■ Exercise data
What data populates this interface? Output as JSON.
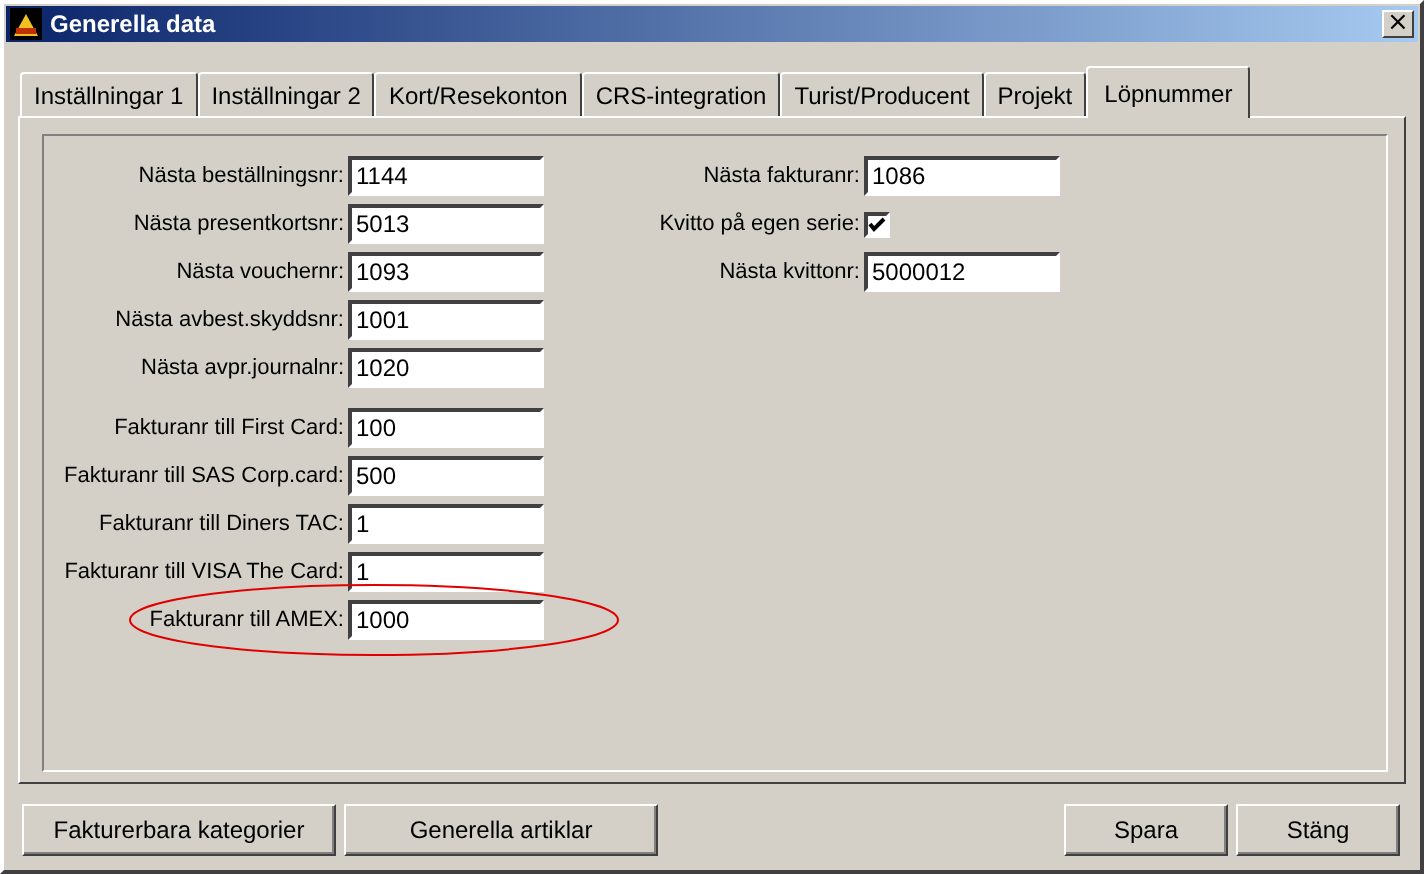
{
  "window": {
    "title": "Generella data",
    "close": "×"
  },
  "tabs": [
    {
      "label": "Inställningar 1",
      "selected": false
    },
    {
      "label": "Inställningar 2",
      "selected": false
    },
    {
      "label": "Kort/Resekonton",
      "selected": false
    },
    {
      "label": "CRS-integration",
      "selected": false
    },
    {
      "label": "Turist/Producent",
      "selected": false
    },
    {
      "label": "Projekt",
      "selected": false
    },
    {
      "label": "Löpnummer",
      "selected": true
    }
  ],
  "left_groups": [
    [
      {
        "label": "Nästa beställningsnr:",
        "value": "1144"
      },
      {
        "label": "Nästa presentkortsnr:",
        "value": "5013"
      },
      {
        "label": "Nästa vouchernr:",
        "value": "1093"
      },
      {
        "label": "Nästa avbest.skyddsnr:",
        "value": "1001"
      },
      {
        "label": "Nästa avpr.journalnr:",
        "value": "1020"
      }
    ],
    [
      {
        "label": "Fakturanr till First Card:",
        "value": "100"
      },
      {
        "label": "Fakturanr till SAS Corp.card:",
        "value": "500"
      },
      {
        "label": "Fakturanr till Diners TAC:",
        "value": "1"
      },
      {
        "label": "Fakturanr till VISA The Card:",
        "value": "1"
      },
      {
        "label": "Fakturanr till AMEX:",
        "value": "1000"
      }
    ]
  ],
  "right_fields": [
    {
      "kind": "field",
      "label": "Nästa fakturanr:",
      "value": "1086"
    },
    {
      "kind": "checkbox",
      "label": "Kvitto på egen serie:",
      "checked": true
    },
    {
      "kind": "field",
      "label": "Nästa kvittonr:",
      "value": "5000012"
    }
  ],
  "buttons_left": [
    "Fakturerbara kategorier",
    "Generella artiklar"
  ],
  "buttons_right": [
    "Spara",
    "Stäng"
  ]
}
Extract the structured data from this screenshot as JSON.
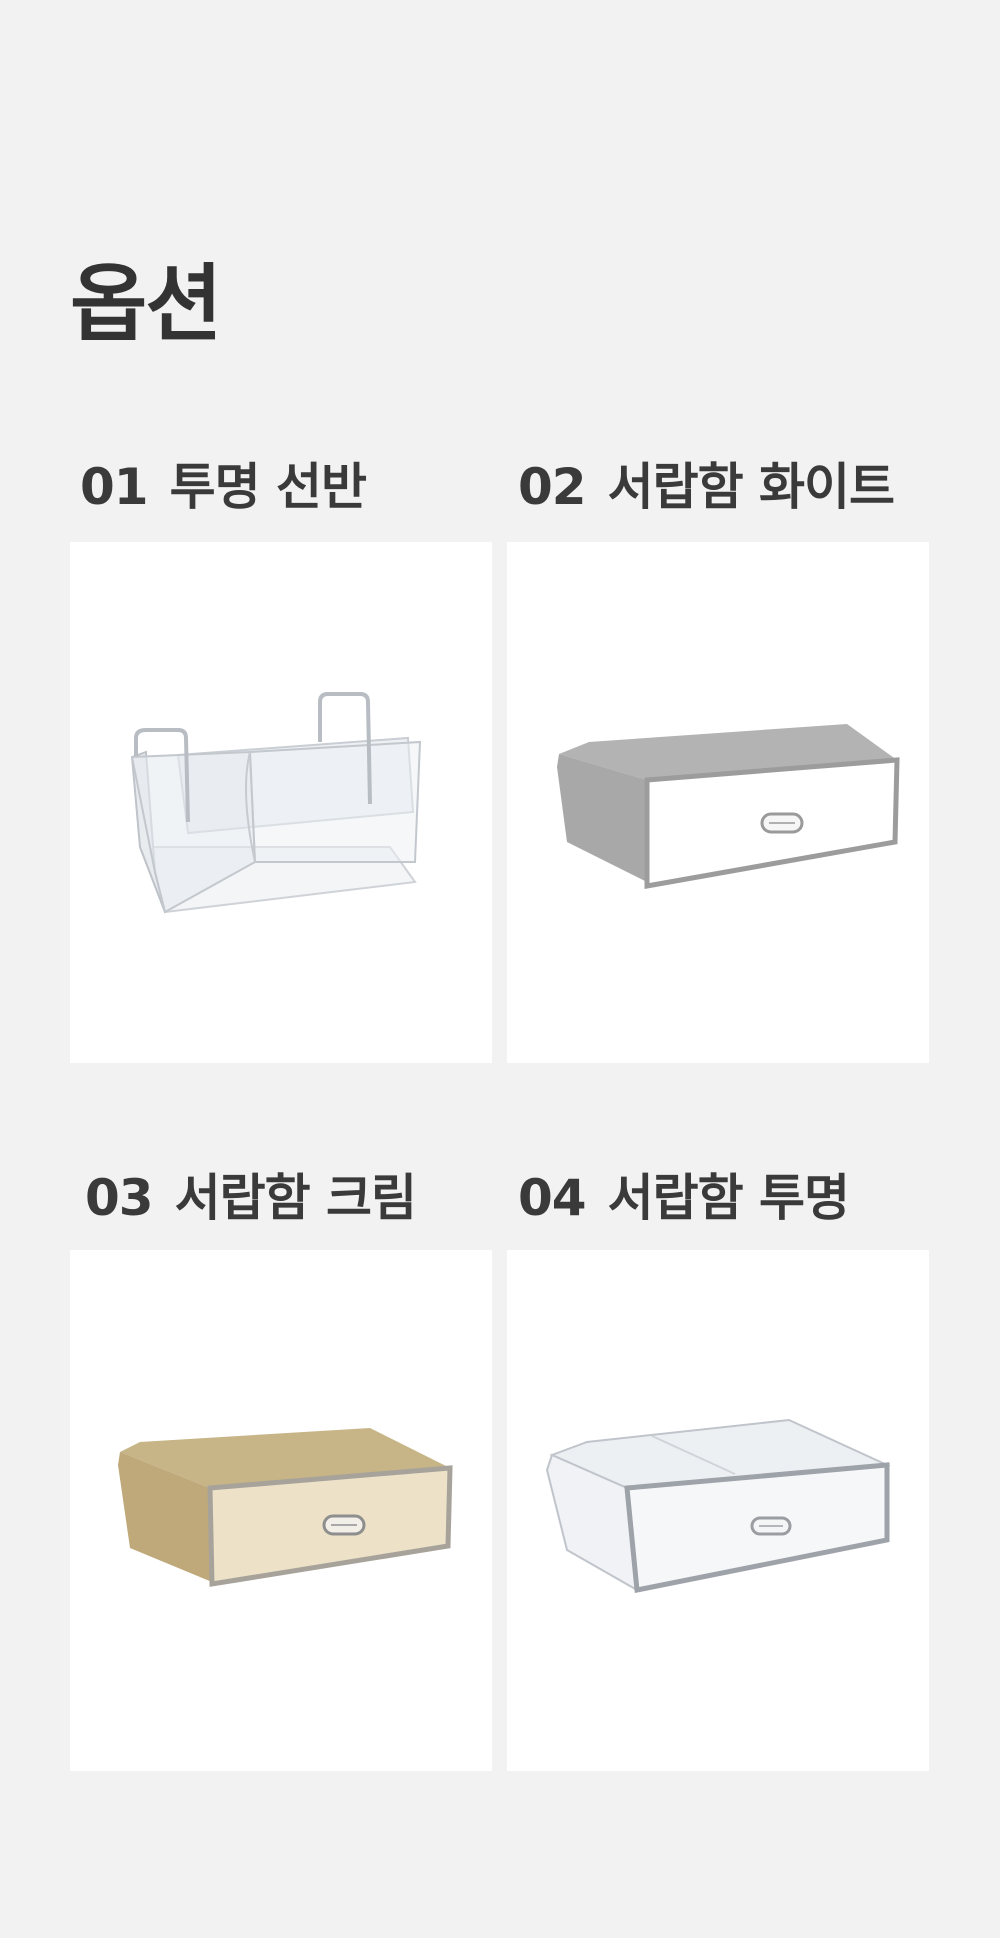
{
  "page": {
    "title": "옵션",
    "background": "#f2f2f2"
  },
  "options": [
    {
      "number": "01",
      "name": "투명 선반"
    },
    {
      "number": "02",
      "name": "서랍함 화이트"
    },
    {
      "number": "03",
      "name": "서랍함 크림"
    },
    {
      "number": "04",
      "name": "서랍함 투명"
    }
  ]
}
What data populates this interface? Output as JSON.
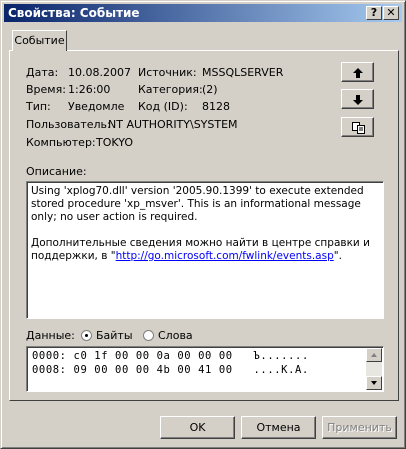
{
  "window": {
    "title": "Свойства: Событие"
  },
  "tab": {
    "label": "Событие"
  },
  "fields": {
    "date_label": "Дата:",
    "date_value": "10.08.2007",
    "source_label": "Источник:",
    "source_value": "MSSQLSERVER",
    "time_label": "Время:",
    "time_value": "1:26:00",
    "category_label": "Категория:",
    "category_value": "(2)",
    "type_label": "Тип:",
    "type_value": "Уведомле",
    "id_label": "Код (ID):",
    "id_value": "8128",
    "user_label": "Пользователь:",
    "user_value": "NT AUTHORITY\\SYSTEM",
    "computer_label": "Компьютер:",
    "computer_value": "TOKYO"
  },
  "description": {
    "label": "Описание:",
    "para1": "Using 'xplog70.dll' version '2005.90.1399' to execute extended stored procedure 'xp_msver'. This is an informational message only; no user action is required.",
    "para2_text": "Дополнительные сведения можно найти в центре справки и поддержки, в \"",
    "para2_link": "http://go.microsoft.com/fwlink/events.asp",
    "para2_end": "\"."
  },
  "data_section": {
    "label": "Данные:",
    "option_bytes": "Байты",
    "option_words": "Слова",
    "selected": "Байты",
    "lines": [
      "0000: c0 1f 00 00 0a 00 00 00   Ъ.......",
      "0008: 09 00 00 00 4b 00 41 00   ....K.A."
    ]
  },
  "buttons": {
    "ok": "OK",
    "cancel": "Отмена",
    "apply": "Применить"
  },
  "icons": {
    "up": "arrow-up-icon",
    "down": "arrow-down-icon",
    "copy": "copy-icon"
  }
}
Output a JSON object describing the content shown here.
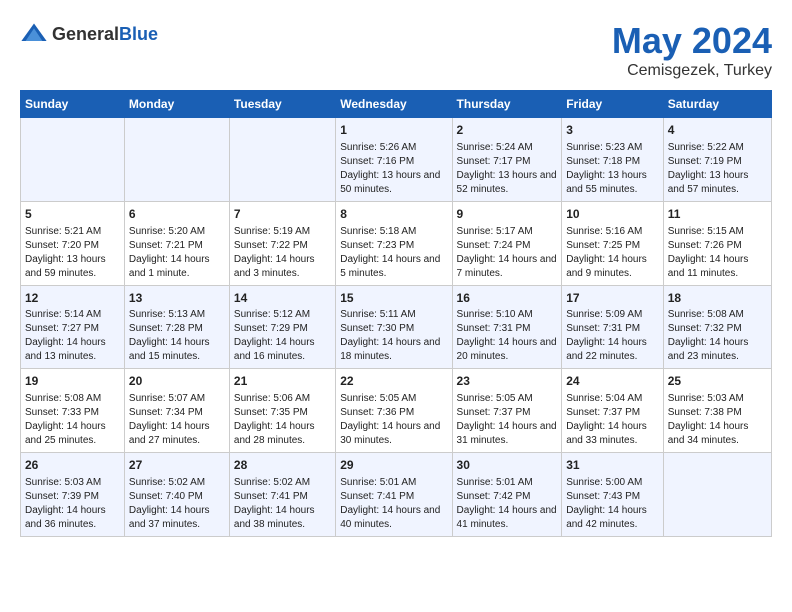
{
  "logo": {
    "general": "General",
    "blue": "Blue"
  },
  "title": "May 2024",
  "subtitle": "Cemisgezek, Turkey",
  "days_header": [
    "Sunday",
    "Monday",
    "Tuesday",
    "Wednesday",
    "Thursday",
    "Friday",
    "Saturday"
  ],
  "weeks": [
    [
      {
        "day": "",
        "sunrise": "",
        "sunset": "",
        "daylight": ""
      },
      {
        "day": "",
        "sunrise": "",
        "sunset": "",
        "daylight": ""
      },
      {
        "day": "",
        "sunrise": "",
        "sunset": "",
        "daylight": ""
      },
      {
        "day": "1",
        "sunrise": "Sunrise: 5:26 AM",
        "sunset": "Sunset: 7:16 PM",
        "daylight": "Daylight: 13 hours and 50 minutes."
      },
      {
        "day": "2",
        "sunrise": "Sunrise: 5:24 AM",
        "sunset": "Sunset: 7:17 PM",
        "daylight": "Daylight: 13 hours and 52 minutes."
      },
      {
        "day": "3",
        "sunrise": "Sunrise: 5:23 AM",
        "sunset": "Sunset: 7:18 PM",
        "daylight": "Daylight: 13 hours and 55 minutes."
      },
      {
        "day": "4",
        "sunrise": "Sunrise: 5:22 AM",
        "sunset": "Sunset: 7:19 PM",
        "daylight": "Daylight: 13 hours and 57 minutes."
      }
    ],
    [
      {
        "day": "5",
        "sunrise": "Sunrise: 5:21 AM",
        "sunset": "Sunset: 7:20 PM",
        "daylight": "Daylight: 13 hours and 59 minutes."
      },
      {
        "day": "6",
        "sunrise": "Sunrise: 5:20 AM",
        "sunset": "Sunset: 7:21 PM",
        "daylight": "Daylight: 14 hours and 1 minute."
      },
      {
        "day": "7",
        "sunrise": "Sunrise: 5:19 AM",
        "sunset": "Sunset: 7:22 PM",
        "daylight": "Daylight: 14 hours and 3 minutes."
      },
      {
        "day": "8",
        "sunrise": "Sunrise: 5:18 AM",
        "sunset": "Sunset: 7:23 PM",
        "daylight": "Daylight: 14 hours and 5 minutes."
      },
      {
        "day": "9",
        "sunrise": "Sunrise: 5:17 AM",
        "sunset": "Sunset: 7:24 PM",
        "daylight": "Daylight: 14 hours and 7 minutes."
      },
      {
        "day": "10",
        "sunrise": "Sunrise: 5:16 AM",
        "sunset": "Sunset: 7:25 PM",
        "daylight": "Daylight: 14 hours and 9 minutes."
      },
      {
        "day": "11",
        "sunrise": "Sunrise: 5:15 AM",
        "sunset": "Sunset: 7:26 PM",
        "daylight": "Daylight: 14 hours and 11 minutes."
      }
    ],
    [
      {
        "day": "12",
        "sunrise": "Sunrise: 5:14 AM",
        "sunset": "Sunset: 7:27 PM",
        "daylight": "Daylight: 14 hours and 13 minutes."
      },
      {
        "day": "13",
        "sunrise": "Sunrise: 5:13 AM",
        "sunset": "Sunset: 7:28 PM",
        "daylight": "Daylight: 14 hours and 15 minutes."
      },
      {
        "day": "14",
        "sunrise": "Sunrise: 5:12 AM",
        "sunset": "Sunset: 7:29 PM",
        "daylight": "Daylight: 14 hours and 16 minutes."
      },
      {
        "day": "15",
        "sunrise": "Sunrise: 5:11 AM",
        "sunset": "Sunset: 7:30 PM",
        "daylight": "Daylight: 14 hours and 18 minutes."
      },
      {
        "day": "16",
        "sunrise": "Sunrise: 5:10 AM",
        "sunset": "Sunset: 7:31 PM",
        "daylight": "Daylight: 14 hours and 20 minutes."
      },
      {
        "day": "17",
        "sunrise": "Sunrise: 5:09 AM",
        "sunset": "Sunset: 7:31 PM",
        "daylight": "Daylight: 14 hours and 22 minutes."
      },
      {
        "day": "18",
        "sunrise": "Sunrise: 5:08 AM",
        "sunset": "Sunset: 7:32 PM",
        "daylight": "Daylight: 14 hours and 23 minutes."
      }
    ],
    [
      {
        "day": "19",
        "sunrise": "Sunrise: 5:08 AM",
        "sunset": "Sunset: 7:33 PM",
        "daylight": "Daylight: 14 hours and 25 minutes."
      },
      {
        "day": "20",
        "sunrise": "Sunrise: 5:07 AM",
        "sunset": "Sunset: 7:34 PM",
        "daylight": "Daylight: 14 hours and 27 minutes."
      },
      {
        "day": "21",
        "sunrise": "Sunrise: 5:06 AM",
        "sunset": "Sunset: 7:35 PM",
        "daylight": "Daylight: 14 hours and 28 minutes."
      },
      {
        "day": "22",
        "sunrise": "Sunrise: 5:05 AM",
        "sunset": "Sunset: 7:36 PM",
        "daylight": "Daylight: 14 hours and 30 minutes."
      },
      {
        "day": "23",
        "sunrise": "Sunrise: 5:05 AM",
        "sunset": "Sunset: 7:37 PM",
        "daylight": "Daylight: 14 hours and 31 minutes."
      },
      {
        "day": "24",
        "sunrise": "Sunrise: 5:04 AM",
        "sunset": "Sunset: 7:37 PM",
        "daylight": "Daylight: 14 hours and 33 minutes."
      },
      {
        "day": "25",
        "sunrise": "Sunrise: 5:03 AM",
        "sunset": "Sunset: 7:38 PM",
        "daylight": "Daylight: 14 hours and 34 minutes."
      }
    ],
    [
      {
        "day": "26",
        "sunrise": "Sunrise: 5:03 AM",
        "sunset": "Sunset: 7:39 PM",
        "daylight": "Daylight: 14 hours and 36 minutes."
      },
      {
        "day": "27",
        "sunrise": "Sunrise: 5:02 AM",
        "sunset": "Sunset: 7:40 PM",
        "daylight": "Daylight: 14 hours and 37 minutes."
      },
      {
        "day": "28",
        "sunrise": "Sunrise: 5:02 AM",
        "sunset": "Sunset: 7:41 PM",
        "daylight": "Daylight: 14 hours and 38 minutes."
      },
      {
        "day": "29",
        "sunrise": "Sunrise: 5:01 AM",
        "sunset": "Sunset: 7:41 PM",
        "daylight": "Daylight: 14 hours and 40 minutes."
      },
      {
        "day": "30",
        "sunrise": "Sunrise: 5:01 AM",
        "sunset": "Sunset: 7:42 PM",
        "daylight": "Daylight: 14 hours and 41 minutes."
      },
      {
        "day": "31",
        "sunrise": "Sunrise: 5:00 AM",
        "sunset": "Sunset: 7:43 PM",
        "daylight": "Daylight: 14 hours and 42 minutes."
      },
      {
        "day": "",
        "sunrise": "",
        "sunset": "",
        "daylight": ""
      }
    ]
  ]
}
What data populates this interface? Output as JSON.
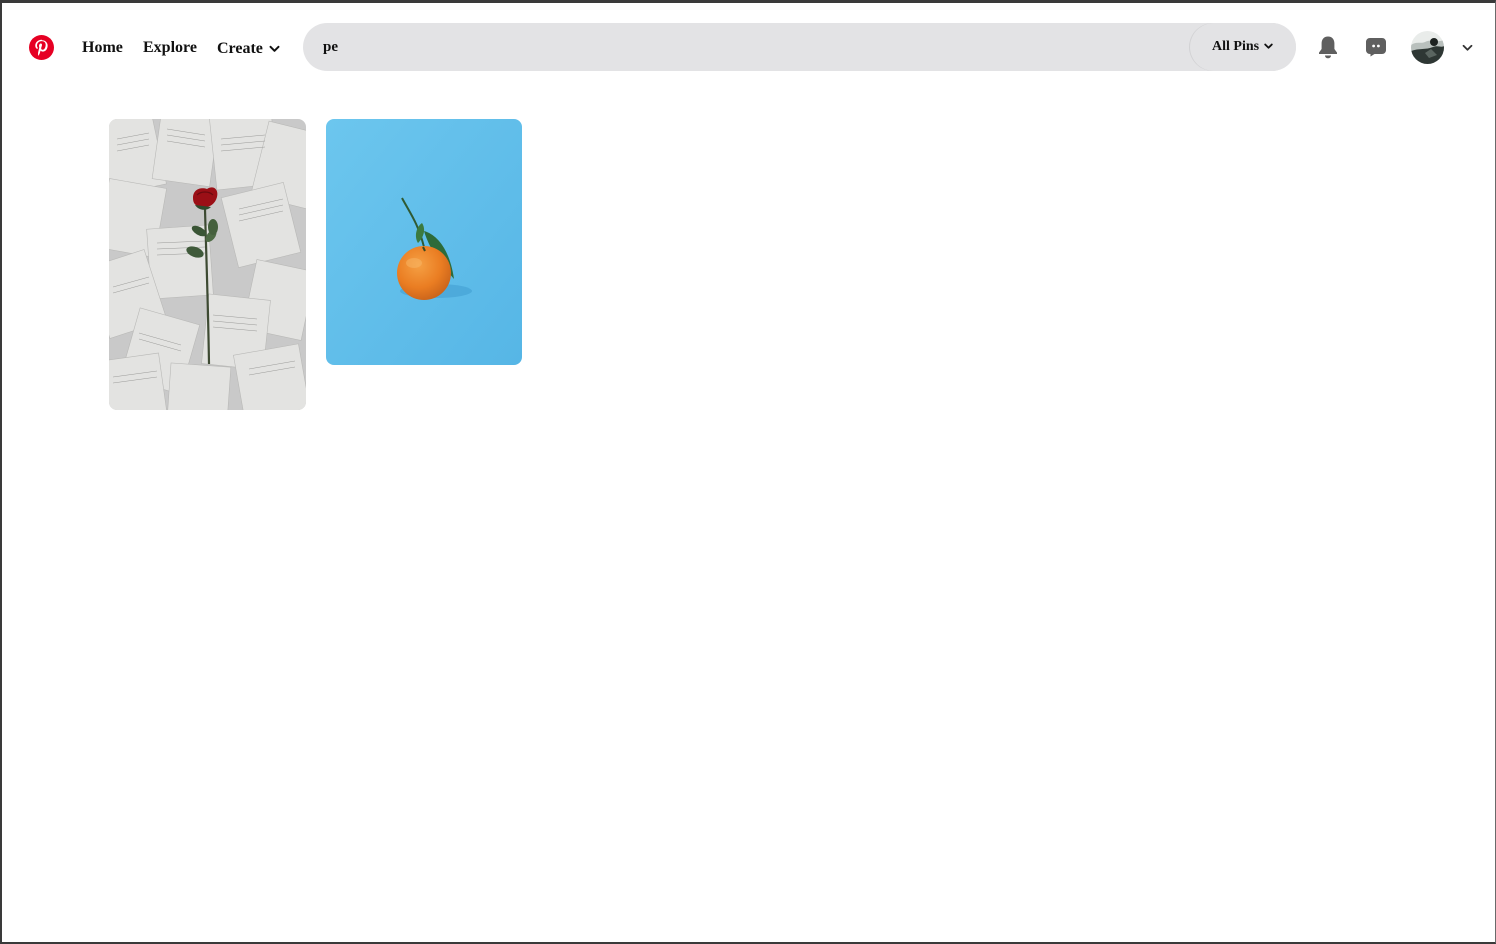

■ Task goal
Establish how many lines of the records contain the string "till" and state that number without elaboration.

■ Task solution
5